OBJECTIVE → Reproduce the records below exactly as they appear, omitting any pictures they contain.
>> begin INFORMATION SHOWN
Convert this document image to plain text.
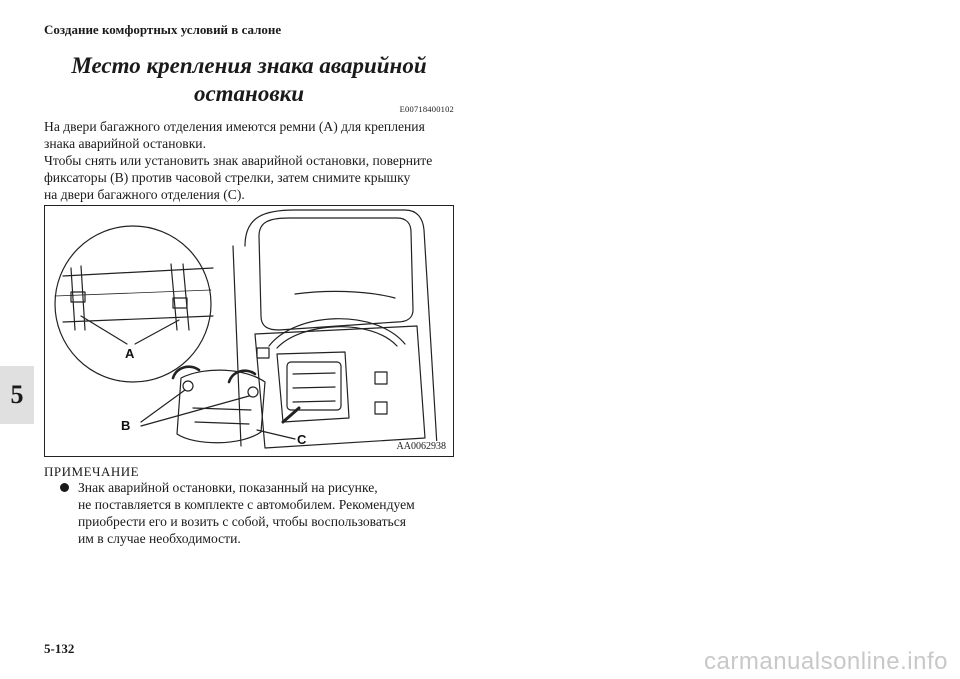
Создание комфортных условий в салоне
Место крепления знака аварийной
остановки
E00718400102

На двери багажного отделения имеются ремни (A) для крепления
знака аварийной остановки.

Чтобы снять или установить знак аварийной остановки, поверните
фиксаторы (B) против часовой стрелки, затем снимите крышку
на двери багажного отделения (C).

A
B
C	AA0062938
ПРИМЕЧАНИЕ

Знак аварийной остановки, показанный на рисунке,
не поставляется в комплекте с автомобилем. Рекомендуем
приобрести его и возить с собой, чтобы воспользоваться
им в случае необходимости.

5
5-132	carmanualsonline.info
>> end INFORMATION SHOWN
WRITTEN SOLUTION →
Convert this document image to plain text.
Создание комфортных условий в салоне
Место крепления знака аварийной
остановки
E00718400102

На двери багажного отделения имеются ремни (A) для крепления
знака аварийной остановки.

Чтобы снять или установить знак аварийной остановки, поверните
фиксаторы (B) против часовой стрелки, затем снимите крышку
на двери багажного отделения (C).

A
B
C	AA0062938
ПРИМЕЧАНИЕ

Знак аварийной остановки, показанный на рисунке,
не поставляется в комплекте с автомобилем. Рекомендуем
приобрести его и возить с собой, чтобы воспользоваться
им в случае необходимости.

5
5-132	carmanualsonline.info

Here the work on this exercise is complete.